WHAT THIS TASK INVOLVES:
Scan the material and copy every line in which "with" appears.
--- start of RECORDED INFORMATION ---
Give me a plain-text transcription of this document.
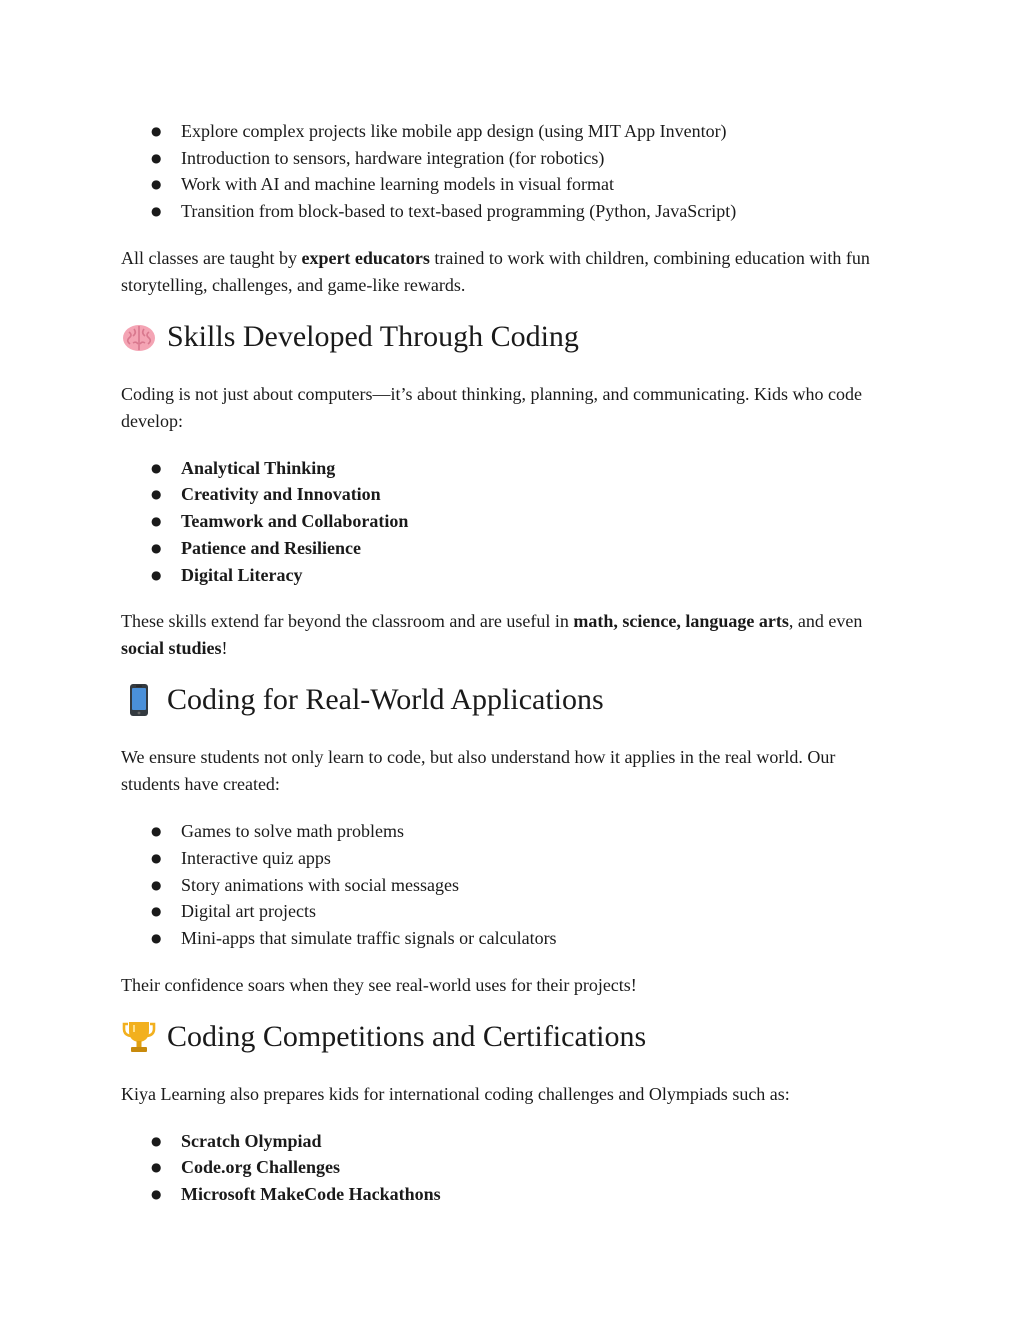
● Explore complex projects like mobile app design (using MIT App Inventor)
● Introduction to sensors, hardware integration (for robotics)
● Work with AI and machine learning models in visual format
● Transition from block-based to text-based programming (Python, JavaScript)

All classes are taught by expert educators trained to work with children, combining education with fun storytelling, challenges, and game-like rewards.

Skills Developed Through Coding

Coding is not just about computers—it’s about thinking, planning, and communicating. Kids who code develop:

● Analytical Thinking
● Creativity and Innovation
● Teamwork and Collaboration
● Patience and Resilience
● Digital Literacy

These skills extend far beyond the classroom and are useful in math, science, language arts, and even social studies!

Coding for Real-World Applications

We ensure students not only learn to code, but also understand how it applies in the real world. Our students have created:

● Games to solve math problems
● Interactive quiz apps
● Story animations with social messages
● Digital art projects
● Mini-apps that simulate traffic signals or calculators

Their confidence soars when they see real-world uses for their projects!

Coding Competitions and Certifications

Kiya Learning also prepares kids for international coding challenges and Olympiads such as:

● Scratch Olympiad
● Code.org Challenges
● Microsoft MakeCode Hackathons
--- end of RECORDED INFORMATION ---
ANSWER TO THIS TASK:
● Work with AI and machine learning models in visual format
All classes are taught by expert educators trained to work with children, combining education with fun storytelling, challenges, and game-like rewards.
● Story animations with social messages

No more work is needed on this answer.